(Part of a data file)
=-=-=-=-=

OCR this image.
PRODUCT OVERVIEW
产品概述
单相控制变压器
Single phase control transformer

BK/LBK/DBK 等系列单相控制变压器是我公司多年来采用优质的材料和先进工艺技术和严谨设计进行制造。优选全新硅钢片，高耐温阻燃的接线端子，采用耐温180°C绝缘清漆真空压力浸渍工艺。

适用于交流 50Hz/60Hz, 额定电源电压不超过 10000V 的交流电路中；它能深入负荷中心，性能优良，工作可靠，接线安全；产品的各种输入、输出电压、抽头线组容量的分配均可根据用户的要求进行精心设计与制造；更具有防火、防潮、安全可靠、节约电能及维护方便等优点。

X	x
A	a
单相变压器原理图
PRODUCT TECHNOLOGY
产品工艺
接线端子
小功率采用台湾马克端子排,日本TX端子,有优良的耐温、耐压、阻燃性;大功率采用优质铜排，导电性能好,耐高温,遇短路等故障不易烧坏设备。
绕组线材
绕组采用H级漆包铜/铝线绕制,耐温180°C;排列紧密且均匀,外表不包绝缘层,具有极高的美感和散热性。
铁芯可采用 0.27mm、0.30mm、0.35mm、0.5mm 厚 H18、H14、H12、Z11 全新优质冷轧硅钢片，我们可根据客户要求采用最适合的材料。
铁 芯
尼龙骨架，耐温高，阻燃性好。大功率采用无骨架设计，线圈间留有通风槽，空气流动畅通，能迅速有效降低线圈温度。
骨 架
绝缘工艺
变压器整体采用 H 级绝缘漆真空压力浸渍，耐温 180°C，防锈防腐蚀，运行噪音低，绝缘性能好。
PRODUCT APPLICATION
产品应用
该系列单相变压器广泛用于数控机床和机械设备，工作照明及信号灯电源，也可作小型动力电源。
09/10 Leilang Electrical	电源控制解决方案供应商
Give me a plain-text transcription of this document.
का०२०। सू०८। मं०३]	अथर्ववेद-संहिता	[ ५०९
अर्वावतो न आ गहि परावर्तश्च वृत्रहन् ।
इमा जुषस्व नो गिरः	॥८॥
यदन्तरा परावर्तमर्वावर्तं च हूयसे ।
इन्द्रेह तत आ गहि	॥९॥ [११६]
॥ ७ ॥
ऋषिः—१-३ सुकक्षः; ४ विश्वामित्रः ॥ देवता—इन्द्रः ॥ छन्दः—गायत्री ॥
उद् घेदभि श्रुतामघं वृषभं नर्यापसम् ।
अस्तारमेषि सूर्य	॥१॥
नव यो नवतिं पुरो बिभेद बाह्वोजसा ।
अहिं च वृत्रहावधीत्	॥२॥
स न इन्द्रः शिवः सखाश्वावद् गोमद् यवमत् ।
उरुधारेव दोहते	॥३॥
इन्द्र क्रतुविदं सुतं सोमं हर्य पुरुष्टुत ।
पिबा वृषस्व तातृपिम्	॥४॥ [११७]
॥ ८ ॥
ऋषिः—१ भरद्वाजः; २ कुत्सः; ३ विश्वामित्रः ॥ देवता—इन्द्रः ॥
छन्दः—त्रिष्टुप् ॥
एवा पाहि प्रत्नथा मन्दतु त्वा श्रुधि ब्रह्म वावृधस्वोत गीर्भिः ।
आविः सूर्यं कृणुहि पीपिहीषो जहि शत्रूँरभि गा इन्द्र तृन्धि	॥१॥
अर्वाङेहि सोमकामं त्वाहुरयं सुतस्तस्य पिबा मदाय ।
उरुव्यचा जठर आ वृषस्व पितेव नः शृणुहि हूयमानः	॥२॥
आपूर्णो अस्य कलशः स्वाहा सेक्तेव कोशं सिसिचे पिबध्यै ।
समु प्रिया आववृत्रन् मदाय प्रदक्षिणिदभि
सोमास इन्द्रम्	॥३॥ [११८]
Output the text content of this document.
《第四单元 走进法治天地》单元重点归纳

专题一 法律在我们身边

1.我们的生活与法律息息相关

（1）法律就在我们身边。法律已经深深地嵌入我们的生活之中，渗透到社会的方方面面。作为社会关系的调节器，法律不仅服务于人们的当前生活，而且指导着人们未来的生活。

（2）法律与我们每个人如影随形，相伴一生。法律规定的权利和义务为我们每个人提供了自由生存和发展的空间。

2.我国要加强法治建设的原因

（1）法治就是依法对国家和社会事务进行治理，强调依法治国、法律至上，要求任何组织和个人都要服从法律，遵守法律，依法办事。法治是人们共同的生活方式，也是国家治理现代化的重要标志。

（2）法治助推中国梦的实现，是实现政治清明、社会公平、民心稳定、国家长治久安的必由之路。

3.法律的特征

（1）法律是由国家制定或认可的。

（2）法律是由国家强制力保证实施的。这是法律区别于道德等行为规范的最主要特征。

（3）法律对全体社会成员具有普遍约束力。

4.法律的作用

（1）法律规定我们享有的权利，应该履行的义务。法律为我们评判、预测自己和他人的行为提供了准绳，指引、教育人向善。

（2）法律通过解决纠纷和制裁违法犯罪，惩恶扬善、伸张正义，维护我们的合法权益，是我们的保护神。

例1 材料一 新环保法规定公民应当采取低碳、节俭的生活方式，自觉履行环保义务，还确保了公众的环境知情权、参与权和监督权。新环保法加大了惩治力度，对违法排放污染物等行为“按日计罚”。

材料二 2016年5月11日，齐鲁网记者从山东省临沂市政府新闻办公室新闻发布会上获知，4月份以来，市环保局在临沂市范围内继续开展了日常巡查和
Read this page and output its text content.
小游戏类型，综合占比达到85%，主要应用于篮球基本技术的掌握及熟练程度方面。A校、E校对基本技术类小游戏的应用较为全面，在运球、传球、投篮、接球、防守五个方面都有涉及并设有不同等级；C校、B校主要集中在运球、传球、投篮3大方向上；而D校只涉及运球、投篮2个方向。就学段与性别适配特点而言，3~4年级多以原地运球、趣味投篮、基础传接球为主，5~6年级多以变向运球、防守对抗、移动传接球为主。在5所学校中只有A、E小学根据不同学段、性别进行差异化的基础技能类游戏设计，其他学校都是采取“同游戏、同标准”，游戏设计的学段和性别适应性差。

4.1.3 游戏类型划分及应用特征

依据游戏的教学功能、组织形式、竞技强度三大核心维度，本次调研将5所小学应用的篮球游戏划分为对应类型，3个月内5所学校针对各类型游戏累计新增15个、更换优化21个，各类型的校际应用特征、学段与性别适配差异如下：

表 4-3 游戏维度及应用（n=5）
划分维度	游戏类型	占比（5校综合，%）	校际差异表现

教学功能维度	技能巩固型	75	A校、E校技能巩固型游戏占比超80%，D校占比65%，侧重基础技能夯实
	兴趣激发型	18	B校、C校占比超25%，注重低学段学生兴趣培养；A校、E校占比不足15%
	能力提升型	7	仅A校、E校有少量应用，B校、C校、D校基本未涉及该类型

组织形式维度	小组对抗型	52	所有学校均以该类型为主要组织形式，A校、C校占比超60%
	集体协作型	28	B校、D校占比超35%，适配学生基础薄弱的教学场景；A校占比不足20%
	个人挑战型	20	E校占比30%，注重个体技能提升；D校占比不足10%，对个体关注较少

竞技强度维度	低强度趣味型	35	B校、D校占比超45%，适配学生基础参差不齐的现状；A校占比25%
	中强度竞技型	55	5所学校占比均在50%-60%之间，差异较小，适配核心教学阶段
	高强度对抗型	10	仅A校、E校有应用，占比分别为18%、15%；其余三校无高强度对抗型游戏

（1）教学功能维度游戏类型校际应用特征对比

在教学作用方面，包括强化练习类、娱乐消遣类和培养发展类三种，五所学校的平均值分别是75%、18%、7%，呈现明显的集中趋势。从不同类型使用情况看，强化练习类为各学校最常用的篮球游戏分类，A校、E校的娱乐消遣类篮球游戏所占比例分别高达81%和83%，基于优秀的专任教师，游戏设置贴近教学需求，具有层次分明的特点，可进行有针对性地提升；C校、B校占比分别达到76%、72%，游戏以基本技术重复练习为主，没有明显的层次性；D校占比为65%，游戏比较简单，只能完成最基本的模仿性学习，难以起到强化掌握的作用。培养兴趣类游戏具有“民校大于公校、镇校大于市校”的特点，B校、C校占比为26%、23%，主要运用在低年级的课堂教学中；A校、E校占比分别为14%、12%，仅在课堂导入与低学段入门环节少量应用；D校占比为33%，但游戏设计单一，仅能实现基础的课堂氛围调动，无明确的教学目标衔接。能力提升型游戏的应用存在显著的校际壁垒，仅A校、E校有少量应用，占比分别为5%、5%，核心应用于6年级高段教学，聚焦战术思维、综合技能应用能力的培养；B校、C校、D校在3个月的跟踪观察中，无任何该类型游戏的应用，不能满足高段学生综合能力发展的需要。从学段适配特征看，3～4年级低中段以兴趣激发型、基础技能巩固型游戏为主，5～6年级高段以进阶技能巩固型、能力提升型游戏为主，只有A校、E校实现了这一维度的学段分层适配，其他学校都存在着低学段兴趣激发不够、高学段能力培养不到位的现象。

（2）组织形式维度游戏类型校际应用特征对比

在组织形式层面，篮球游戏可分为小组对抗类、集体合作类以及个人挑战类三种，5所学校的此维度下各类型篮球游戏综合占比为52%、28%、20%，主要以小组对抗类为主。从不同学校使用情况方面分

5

=-=-=-=-=

Identify the lines of the entries containing the string "PRODUCT". Copy each such line.

PRODUCT OVERVIEW
PRODUCT TECHNOLOGY
PRODUCT APPLICATION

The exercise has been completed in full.